## Stored data
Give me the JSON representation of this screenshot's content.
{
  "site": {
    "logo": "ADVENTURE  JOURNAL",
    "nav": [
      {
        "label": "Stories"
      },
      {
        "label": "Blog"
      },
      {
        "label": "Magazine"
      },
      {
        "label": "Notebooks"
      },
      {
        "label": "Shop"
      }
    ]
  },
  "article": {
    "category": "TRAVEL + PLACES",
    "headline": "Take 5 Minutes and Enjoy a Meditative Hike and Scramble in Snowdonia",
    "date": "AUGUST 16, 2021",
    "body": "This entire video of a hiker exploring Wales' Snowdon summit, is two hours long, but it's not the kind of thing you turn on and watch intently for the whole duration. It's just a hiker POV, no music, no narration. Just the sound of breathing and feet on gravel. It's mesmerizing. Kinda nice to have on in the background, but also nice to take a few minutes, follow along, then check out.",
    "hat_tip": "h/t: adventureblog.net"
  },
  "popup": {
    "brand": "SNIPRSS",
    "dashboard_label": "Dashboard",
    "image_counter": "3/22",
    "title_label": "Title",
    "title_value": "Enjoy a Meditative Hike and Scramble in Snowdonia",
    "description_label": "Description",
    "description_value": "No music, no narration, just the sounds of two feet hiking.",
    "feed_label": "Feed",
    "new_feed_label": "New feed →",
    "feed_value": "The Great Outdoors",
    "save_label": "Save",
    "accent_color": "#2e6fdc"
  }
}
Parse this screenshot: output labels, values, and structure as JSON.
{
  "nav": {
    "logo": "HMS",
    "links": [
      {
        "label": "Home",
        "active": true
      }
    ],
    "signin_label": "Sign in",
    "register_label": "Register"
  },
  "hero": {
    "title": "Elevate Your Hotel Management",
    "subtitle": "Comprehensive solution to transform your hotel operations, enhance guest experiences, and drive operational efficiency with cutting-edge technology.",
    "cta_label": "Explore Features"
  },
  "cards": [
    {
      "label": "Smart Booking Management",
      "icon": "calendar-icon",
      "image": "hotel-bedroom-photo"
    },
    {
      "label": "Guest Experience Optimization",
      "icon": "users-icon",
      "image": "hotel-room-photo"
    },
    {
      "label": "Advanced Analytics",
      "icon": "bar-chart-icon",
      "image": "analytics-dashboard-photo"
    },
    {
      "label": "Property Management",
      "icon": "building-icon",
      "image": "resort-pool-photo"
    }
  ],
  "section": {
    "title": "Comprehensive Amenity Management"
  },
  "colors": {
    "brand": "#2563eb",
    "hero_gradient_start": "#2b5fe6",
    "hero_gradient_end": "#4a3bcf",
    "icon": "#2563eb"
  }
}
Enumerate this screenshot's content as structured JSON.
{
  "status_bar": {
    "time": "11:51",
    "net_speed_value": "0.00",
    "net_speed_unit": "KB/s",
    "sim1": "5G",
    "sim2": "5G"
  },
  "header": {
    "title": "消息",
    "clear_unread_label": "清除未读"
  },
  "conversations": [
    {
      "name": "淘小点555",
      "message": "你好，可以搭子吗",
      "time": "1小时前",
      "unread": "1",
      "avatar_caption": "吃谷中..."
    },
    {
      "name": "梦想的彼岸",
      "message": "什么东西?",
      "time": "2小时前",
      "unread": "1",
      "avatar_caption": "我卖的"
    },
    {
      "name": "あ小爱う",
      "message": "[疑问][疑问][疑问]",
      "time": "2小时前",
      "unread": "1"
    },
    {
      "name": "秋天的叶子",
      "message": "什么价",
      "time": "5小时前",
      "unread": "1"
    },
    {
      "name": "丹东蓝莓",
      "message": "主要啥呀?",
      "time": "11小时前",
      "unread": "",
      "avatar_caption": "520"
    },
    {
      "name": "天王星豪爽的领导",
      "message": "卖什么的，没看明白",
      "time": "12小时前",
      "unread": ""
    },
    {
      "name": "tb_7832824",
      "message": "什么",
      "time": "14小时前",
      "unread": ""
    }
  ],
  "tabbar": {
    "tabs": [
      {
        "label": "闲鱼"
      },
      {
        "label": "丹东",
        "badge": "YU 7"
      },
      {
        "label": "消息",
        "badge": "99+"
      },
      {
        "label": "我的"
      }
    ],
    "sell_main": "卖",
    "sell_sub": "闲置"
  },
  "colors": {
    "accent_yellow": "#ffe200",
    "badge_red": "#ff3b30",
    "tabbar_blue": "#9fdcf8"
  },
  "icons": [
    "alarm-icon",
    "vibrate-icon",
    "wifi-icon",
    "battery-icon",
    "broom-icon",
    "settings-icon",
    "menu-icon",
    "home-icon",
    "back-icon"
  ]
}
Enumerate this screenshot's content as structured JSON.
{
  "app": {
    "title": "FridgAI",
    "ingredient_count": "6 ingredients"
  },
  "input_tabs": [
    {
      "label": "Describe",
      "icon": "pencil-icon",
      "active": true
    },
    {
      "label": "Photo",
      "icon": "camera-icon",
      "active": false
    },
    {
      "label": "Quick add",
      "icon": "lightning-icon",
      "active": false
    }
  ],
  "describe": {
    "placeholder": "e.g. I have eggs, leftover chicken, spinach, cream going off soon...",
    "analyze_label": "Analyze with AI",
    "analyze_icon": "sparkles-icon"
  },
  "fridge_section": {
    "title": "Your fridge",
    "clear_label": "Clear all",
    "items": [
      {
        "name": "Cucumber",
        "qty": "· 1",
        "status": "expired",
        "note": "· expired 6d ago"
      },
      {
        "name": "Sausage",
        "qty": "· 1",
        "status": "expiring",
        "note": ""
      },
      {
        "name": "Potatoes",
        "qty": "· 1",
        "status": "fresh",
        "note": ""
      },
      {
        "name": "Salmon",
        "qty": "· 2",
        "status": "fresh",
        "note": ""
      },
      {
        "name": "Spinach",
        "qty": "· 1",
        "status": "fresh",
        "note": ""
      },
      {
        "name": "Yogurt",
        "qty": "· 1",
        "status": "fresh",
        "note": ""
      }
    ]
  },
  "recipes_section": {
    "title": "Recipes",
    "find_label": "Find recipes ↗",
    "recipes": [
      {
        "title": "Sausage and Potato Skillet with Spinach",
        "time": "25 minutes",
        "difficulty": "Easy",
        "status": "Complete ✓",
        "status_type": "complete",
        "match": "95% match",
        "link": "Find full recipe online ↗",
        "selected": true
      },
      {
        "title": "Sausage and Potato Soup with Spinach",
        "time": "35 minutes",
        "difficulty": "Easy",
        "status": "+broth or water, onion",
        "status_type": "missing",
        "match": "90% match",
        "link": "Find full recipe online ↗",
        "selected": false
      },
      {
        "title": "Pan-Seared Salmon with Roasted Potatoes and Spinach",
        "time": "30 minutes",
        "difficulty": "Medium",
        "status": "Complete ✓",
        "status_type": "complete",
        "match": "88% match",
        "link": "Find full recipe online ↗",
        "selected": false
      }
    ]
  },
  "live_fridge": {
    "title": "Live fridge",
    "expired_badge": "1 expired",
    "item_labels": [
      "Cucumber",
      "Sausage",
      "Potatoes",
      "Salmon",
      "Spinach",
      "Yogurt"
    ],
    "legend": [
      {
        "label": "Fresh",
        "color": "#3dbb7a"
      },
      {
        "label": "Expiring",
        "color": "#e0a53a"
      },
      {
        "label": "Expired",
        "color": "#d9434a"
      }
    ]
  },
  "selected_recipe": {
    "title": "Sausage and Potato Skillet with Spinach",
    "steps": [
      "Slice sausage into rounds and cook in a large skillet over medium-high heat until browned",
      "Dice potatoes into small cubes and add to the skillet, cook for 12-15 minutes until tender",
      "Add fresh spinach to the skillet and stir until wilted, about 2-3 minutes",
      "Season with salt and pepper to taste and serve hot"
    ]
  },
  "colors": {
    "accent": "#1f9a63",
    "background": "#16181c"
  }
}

## DIRECTIONS
Give an exact copy of all the data shown above.

## FINAL RESULT
Give me the JSON representation of this screenshot's content.
{
  "site": {
    "logo": "ADVENTURE  JOURNAL",
    "nav": [
      {
        "label": "Stories"
      },
      {
        "label": "Blog"
      },
      {
        "label": "Magazine"
      },
      {
        "label": "Notebooks"
      },
      {
        "label": "Shop"
      }
    ]
  },
  "article": {
    "category": "TRAVEL + PLACES",
    "headline": "Take 5 Minutes and Enjoy a Meditative Hike and Scramble in Snowdonia",
    "date": "AUGUST 16, 2021",
    "body": "This entire video of a hiker exploring Wales' Snowdon summit, is two hours long, but it's not the kind of thing you turn on and watch intently for the whole duration. It's just a hiker POV, no music, no narration. Just the sound of breathing and feet on gravel. It's mesmerizing. Kinda nice to have on in the background, but also nice to take a few minutes, follow along, then check out.",
    "hat_tip": "h/t: adventureblog.net"
  },
  "popup": {
    "brand": "SNIPRSS",
    "dashboard_label": "Dashboard",
    "image_counter": "3/22",
    "title_label": "Title",
    "title_value": "Enjoy a Meditative Hike and Scramble in Snowdonia",
    "description_label": "Description",
    "description_value": "No music, no narration, just the sounds of two feet hiking.",
    "feed_label": "Feed",
    "new_feed_label": "New feed →",
    "feed_value": "The Great Outdoors",
    "save_label": "Save",
    "accent_color": "#2e6fdc"
  }
}
Parse this screenshot: output labels, values, and structure as JSON.
{
  "nav": {
    "logo": "HMS",
    "links": [
      {
        "label": "Home",
        "active": true
      }
    ],
    "signin_label": "Sign in",
    "register_label": "Register"
  },
  "hero": {
    "title": "Elevate Your Hotel Management",
    "subtitle": "Comprehensive solution to transform your hotel operations, enhance guest experiences, and drive operational efficiency with cutting-edge technology.",
    "cta_label": "Explore Features"
  },
  "cards": [
    {
      "label": "Smart Booking Management",
      "icon": "calendar-icon",
      "image": "hotel-bedroom-photo"
    },
    {
      "label": "Guest Experience Optimization",
      "icon": "users-icon",
      "image": "hotel-room-photo"
    },
    {
      "label": "Advanced Analytics",
      "icon": "bar-chart-icon",
      "image": "analytics-dashboard-photo"
    },
    {
      "label": "Property Management",
      "icon": "building-icon",
      "image": "resort-pool-photo"
    }
  ],
  "section": {
    "title": "Comprehensive Amenity Management"
  },
  "colors": {
    "brand": "#2563eb",
    "hero_gradient_start": "#2b5fe6",
    "hero_gradient_end": "#4a3bcf",
    "icon": "#2563eb"
  }
}
Enumerate this screenshot's content as structured JSON.
{
  "status_bar": {
    "time": "11:51",
    "net_speed_value": "0.00",
    "net_speed_unit": "KB/s",
    "sim1": "5G",
    "sim2": "5G"
  },
  "header": {
    "title": "消息",
    "clear_unread_label": "清除未读"
  },
  "conversations": [
    {
      "name": "淘小点555",
      "message": "你好，可以搭子吗",
      "time": "1小时前",
      "unread": "1",
      "avatar_caption": "吃谷中..."
    },
    {
      "name": "梦想的彼岸",
      "message": "什么东西?",
      "time": "2小时前",
      "unread": "1",
      "avatar_caption": "我卖的"
    },
    {
      "name": "あ小爱う",
      "message": "[疑问][疑问][疑问]",
      "time": "2小时前",
      "unread": "1"
    },
    {
      "name": "秋天的叶子",
      "message": "什么价",
      "time": "5小时前",
      "unread": "1"
    },
    {
      "name": "丹东蓝莓",
      "message": "主要啥呀?",
      "time": "11小时前",
      "unread": "",
      "avatar_caption": "520"
    },
    {
      "name": "天王星豪爽的领导",
      "message": "卖什么的，没看明白",
      "time": "12小时前",
      "unread": ""
    },
    {
      "name": "tb_7832824",
      "message": "什么",
      "time": "14小时前",
      "unread": ""
    }
  ],
  "tabbar": {
    "tabs": [
      {
        "label": "闲鱼"
      },
      {
        "label": "丹东",
        "badge": "YU 7"
      },
      {
        "label": "消息",
        "badge": "99+"
      },
      {
        "label": "我的"
      }
    ],
    "sell_main": "卖",
    "sell_sub": "闲置"
  },
  "colors": {
    "accent_yellow": "#ffe200",
    "badge_red": "#ff3b30",
    "tabbar_blue": "#9fdcf8"
  },
  "icons": [
    "alarm-icon",
    "vibrate-icon",
    "wifi-icon",
    "battery-icon",
    "broom-icon",
    "settings-icon",
    "menu-icon",
    "home-icon",
    "back-icon"
  ]
}
Enumerate this screenshot's content as structured JSON.
{
  "app": {
    "title": "FridgAI",
    "ingredient_count": "6 ingredients"
  },
  "input_tabs": [
    {
      "label": "Describe",
      "icon": "pencil-icon",
      "active": true
    },
    {
      "label": "Photo",
      "icon": "camera-icon",
      "active": false
    },
    {
      "label": "Quick add",
      "icon": "lightning-icon",
      "active": false
    }
  ],
  "describe": {
    "placeholder": "e.g. I have eggs, leftover chicken, spinach, cream going off soon...",
    "analyze_label": "Analyze with AI",
    "analyze_icon": "sparkles-icon"
  },
  "fridge_section": {
    "title": "Your fridge",
    "clear_label": "Clear all",
    "items": [
      {
        "name": "Cucumber",
        "qty": "· 1",
        "status": "expired",
        "note": "· expired 6d ago"
      },
      {
        "name": "Sausage",
        "qty": "· 1",
        "status": "expiring",
        "note": ""
      },
      {
        "name": "Potatoes",
        "qty": "· 1",
        "status": "fresh",
        "note": ""
      },
      {
        "name": "Salmon",
        "qty": "· 2",
        "status": "fresh",
        "note": ""
      },
      {
        "name": "Spinach",
        "qty": "· 1",
        "status": "fresh",
        "note": ""
      },
      {
        "name": "Yogurt",
        "qty": "· 1",
        "status": "fresh",
        "note": ""
      }
    ]
  },
  "recipes_section": {
    "title": "Recipes",
    "find_label": "Find recipes ↗",
    "recipes": [
      {
        "title": "Sausage and Potato Skillet with Spinach",
        "time": "25 minutes",
        "difficulty": "Easy",
        "status": "Complete ✓",
        "status_type": "complete",
        "match": "95% match",
        "link": "Find full recipe online ↗",
        "selected": true
      },
      {
        "title": "Sausage and Potato Soup with Spinach",
        "time": "35 minutes",
        "difficulty": "Easy",
        "status": "+broth or water, onion",
        "status_type": "missing",
        "match": "90% match",
        "link": "Find full recipe online ↗",
        "selected": false
      },
      {
        "title": "Pan-Seared Salmon with Roasted Potatoes and Spinach",
        "time": "30 minutes",
        "difficulty": "Medium",
        "status": "Complete ✓",
        "status_type": "complete",
        "match": "88% match",
        "link": "Find full recipe online ↗",
        "selected": false
      }
    ]
  },
  "live_fridge": {
    "title": "Live fridge",
    "expired_badge": "1 expired",
    "item_labels": [
      "Cucumber",
      "Sausage",
      "Potatoes",
      "Salmon",
      "Spinach",
      "Yogurt"
    ],
    "legend": [
      {
        "label": "Fresh",
        "color": "#3dbb7a"
      },
      {
        "label": "Expiring",
        "color": "#e0a53a"
      },
      {
        "label": "Expired",
        "color": "#d9434a"
      }
    ]
  },
  "selected_recipe": {
    "title": "Sausage and Potato Skillet with Spinach",
    "steps": [
      "Slice sausage into rounds and cook in a large skillet over medium-high heat until browned",
      "Dice potatoes into small cubes and add to the skillet, cook for 12-15 minutes until tender",
      "Add fresh spinach to the skillet and stir until wilted, about 2-3 minutes",
      "Season with salt and pepper to taste and serve hot"
    ]
  },
  "colors": {
    "accent": "#1f9a63",
    "background": "#16181c"
  }
}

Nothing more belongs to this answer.